**TASK REQUIREMENTS:**
Faithfully return all lines, omitting every embedded picture.

**Dataset records:**

--- BEGIN ---

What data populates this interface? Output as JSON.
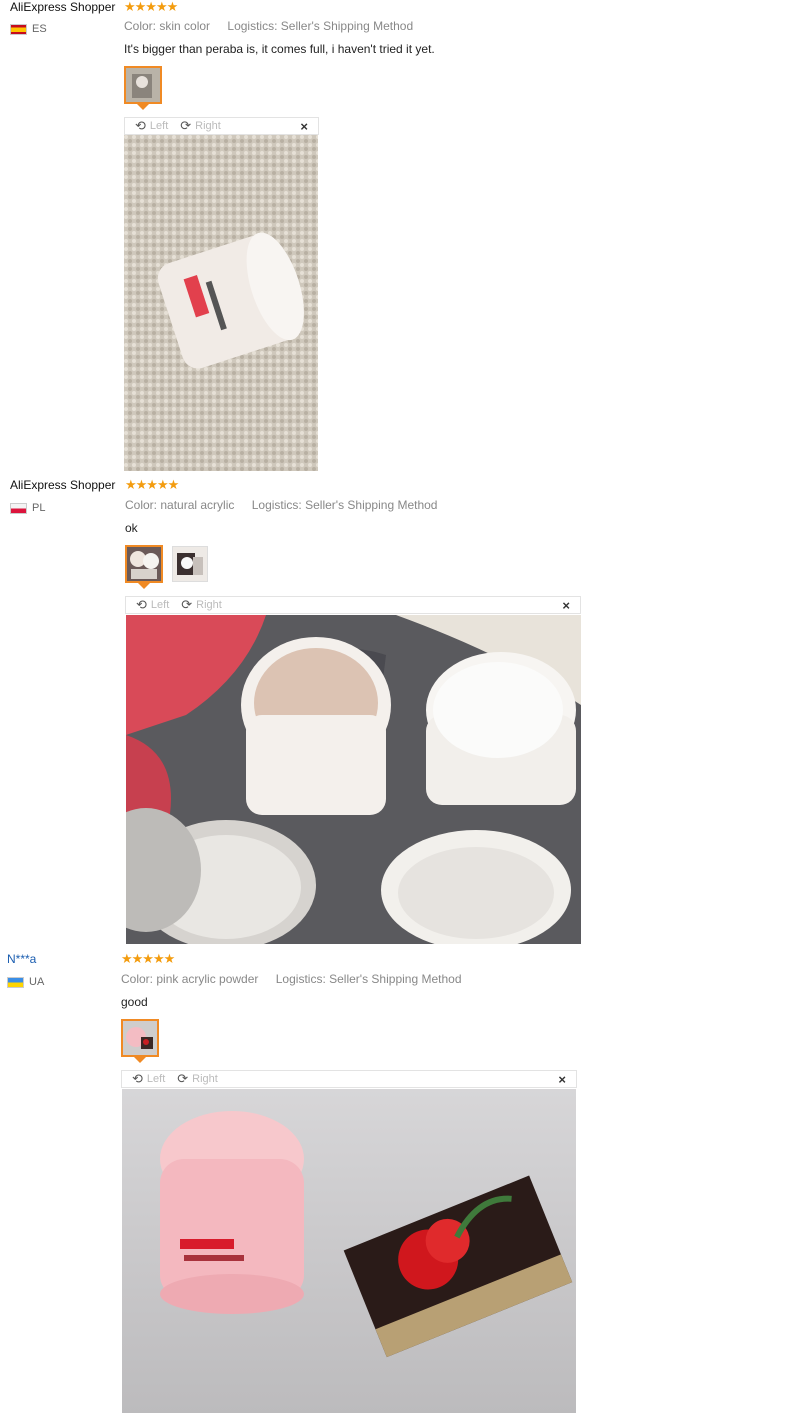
{
  "reviews": [
    {
      "reviewer": "AliExpress Shopper",
      "stars": "★★★★★",
      "country_code": "ES",
      "color_key": "Color:",
      "color_value": "skin color",
      "logistics_key": "Logistics:",
      "logistics_value": "Seller's Shipping Method",
      "text": "It's bigger than peraba is, it comes full, i haven't tried it yet.",
      "viewer": {
        "left": "Left",
        "right": "Right",
        "close": "×"
      }
    },
    {
      "reviewer": "AliExpress Shopper",
      "stars": "★★★★★",
      "country_code": "PL",
      "color_key": "Color:",
      "color_value": "natural acrylic",
      "logistics_key": "Logistics:",
      "logistics_value": "Seller's Shipping Method",
      "text": "ok",
      "viewer": {
        "left": "Left",
        "right": "Right",
        "close": "×"
      }
    },
    {
      "reviewer": "N***a",
      "stars": "★★★★★",
      "country_code": "UA",
      "color_key": "Color:",
      "color_value": "pink acrylic powder",
      "logistics_key": "Logistics:",
      "logistics_value": "Seller's Shipping Method",
      "text": "good",
      "viewer": {
        "left": "Left",
        "right": "Right",
        "close": "×"
      }
    }
  ],
  "icons": {
    "rotate_left": "rotate-left-icon",
    "rotate_right": "rotate-right-icon",
    "close": "close-icon"
  },
  "colors": {
    "accent": "#f08a24",
    "star": "#f39c0f",
    "link": "#1a5db0"
  }
}
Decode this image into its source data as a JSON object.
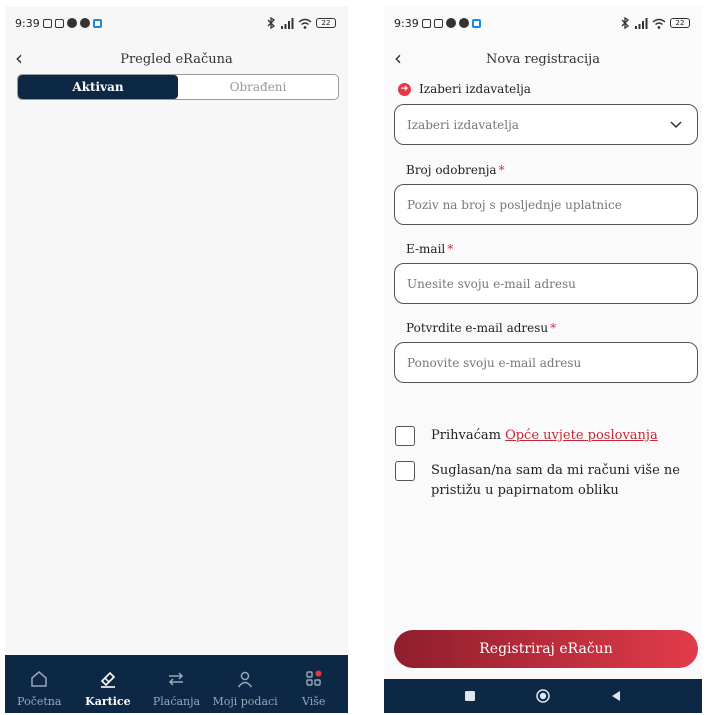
{
  "left_screen": {
    "status": {
      "time": "9:39",
      "battery": "22"
    },
    "title": "Pregled eRačuna",
    "tabs": [
      {
        "label": "Aktivan",
        "active": true
      },
      {
        "label": "Obrađeni",
        "active": false
      }
    ],
    "tabbar": [
      {
        "label": "Početna",
        "icon": "home-icon",
        "active": false
      },
      {
        "label": "Kartice",
        "icon": "card-icon",
        "active": true
      },
      {
        "label": "Plaćanja",
        "icon": "transfer-icon",
        "active": false
      },
      {
        "label": "Moji podaci",
        "icon": "user-icon",
        "active": false
      },
      {
        "label": "Više",
        "icon": "grid-icon",
        "active": false
      }
    ]
  },
  "right_screen": {
    "status": {
      "time": "9:39",
      "battery": "22"
    },
    "title": "Nova registracija",
    "issuer": {
      "label": "Izaberi izdavatelja",
      "placeholder": "Izaberi izdavatelja"
    },
    "fields": [
      {
        "label": "Broj odobrenja",
        "placeholder": "Poziv na broj s posljednje uplatnice"
      },
      {
        "label": "E-mail",
        "placeholder": "Unesite svoju e-mail adresu"
      },
      {
        "label": "Potvrdite e-mail adresu",
        "placeholder": "Ponovite svoju e-mail adresu"
      }
    ],
    "required_mark": "*",
    "checkboxes": {
      "terms_prefix": "Prihvaćam ",
      "terms_link": "Opće uvjete poslovanja",
      "paperless": "Suglasan/na sam da mi računi više ne pristižu u papirnatom obliku"
    },
    "submit_label": "Registriraj eRačun"
  },
  "colors": {
    "navy": "#0d2845",
    "accent_red": "#e23b4b",
    "accent_dark_red": "#8f1e2c",
    "link_red": "#c62838"
  }
}
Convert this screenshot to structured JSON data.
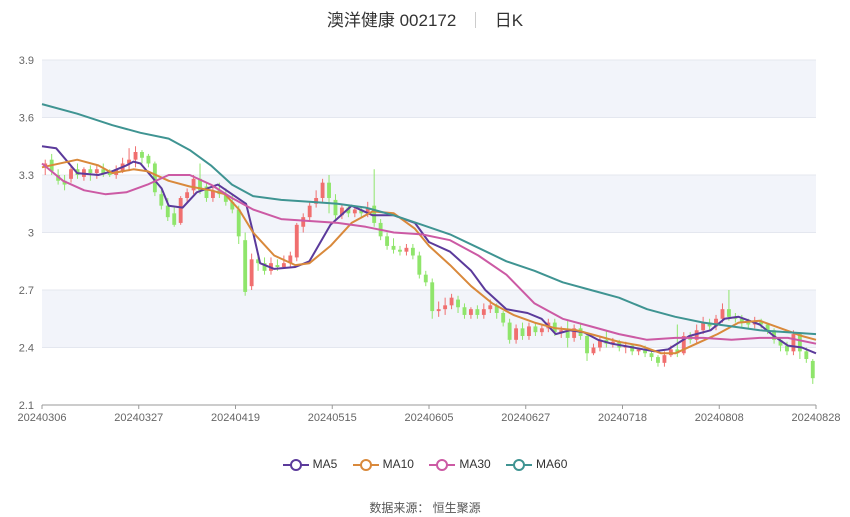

--- END ---

**EXERCISE SOLUTION:**
What data populates this interface? Output as JSON.
{
  "reviews": [
    {
      "reviewer": "AliExpress Shopper",
      "stars": "★★★★★",
      "country_code": "ES",
      "color_key": "Color:",
      "color_value": "skin color",
      "logistics_key": "Logistics:",
      "logistics_value": "Seller's Shipping Method",
      "text": "It's bigger than peraba is, it comes full, i haven't tried it yet.",
      "viewer": {
        "left": "Left",
        "right": "Right",
        "close": "×"
      }
    },
    {
      "reviewer": "AliExpress Shopper",
      "stars": "★★★★★",
      "country_code": "PL",
      "color_key": "Color:",
      "color_value": "natural acrylic",
      "logistics_key": "Logistics:",
      "logistics_value": "Seller's Shipping Method",
      "text": "ok",
      "viewer": {
        "left": "Left",
        "right": "Right",
        "close": "×"
      }
    },
    {
      "reviewer": "N***a",
      "stars": "★★★★★",
      "country_code": "UA",
      "color_key": "Color:",
      "color_value": "pink acrylic powder",
      "logistics_key": "Logistics:",
      "logistics_value": "Seller's Shipping Method",
      "text": "good",
      "viewer": {
        "left": "Left",
        "right": "Right",
        "close": "×"
      }
    }
  ],
  "icons": {
    "rotate_left": "rotate-left-icon",
    "rotate_right": "rotate-right-icon",
    "close": "close-icon"
  },
  "colors": {
    "accent": "#f08a24",
    "star": "#f39c0f",
    "link": "#1a5db0"
  }
}
Decode this image into its source data as a JSON object.
{
  "left_screen": {
    "status": {
      "time": "9:39",
      "battery": "22"
    },
    "title": "Pregled eRačuna",
    "tabs": [
      {
        "label": "Aktivan",
        "active": true
      },
      {
        "label": "Obrađeni",
        "active": false
      }
    ],
    "tabbar": [
      {
        "label": "Početna",
        "icon": "home-icon",
        "active": false
      },
      {
        "label": "Kartice",
        "icon": "card-icon",
        "active": true
      },
      {
        "label": "Plaćanja",
        "icon": "transfer-icon",
        "active": false
      },
      {
        "label": "Moji podaci",
        "icon": "user-icon",
        "active": false
      },
      {
        "label": "Više",
        "icon": "grid-icon",
        "active": false
      }
    ]
  },
  "right_screen": {
    "status": {
      "time": "9:39",
      "battery": "22"
    },
    "title": "Nova registracija",
    "issuer": {
      "label": "Izaberi izdavatelja",
      "placeholder": "Izaberi izdavatelja"
    },
    "fields": [
      {
        "label": "Broj odobrenja",
        "placeholder": "Poziv na broj s posljednje uplatnice"
      },
      {
        "label": "E-mail",
        "placeholder": "Unesite svoju e-mail adresu"
      },
      {
        "label": "Potvrdite e-mail adresu",
        "placeholder": "Ponovite svoju e-mail adresu"
      }
    ],
    "required_mark": "*",
    "checkboxes": {
      "terms_prefix": "Prihvaćam ",
      "terms_link": "Opće uvjete poslovanja",
      "paperless": "Suglasan/na sam da mi računi više ne pristižu u papirnatom obliku"
    },
    "submit_label": "Registriraj eRačun"
  },
  "colors": {
    "navy": "#0d2845",
    "accent_red": "#e23b4b",
    "accent_dark_red": "#8f1e2c",
    "link_red": "#c62838"
  }
}
Convert this screenshot to structured JSON data.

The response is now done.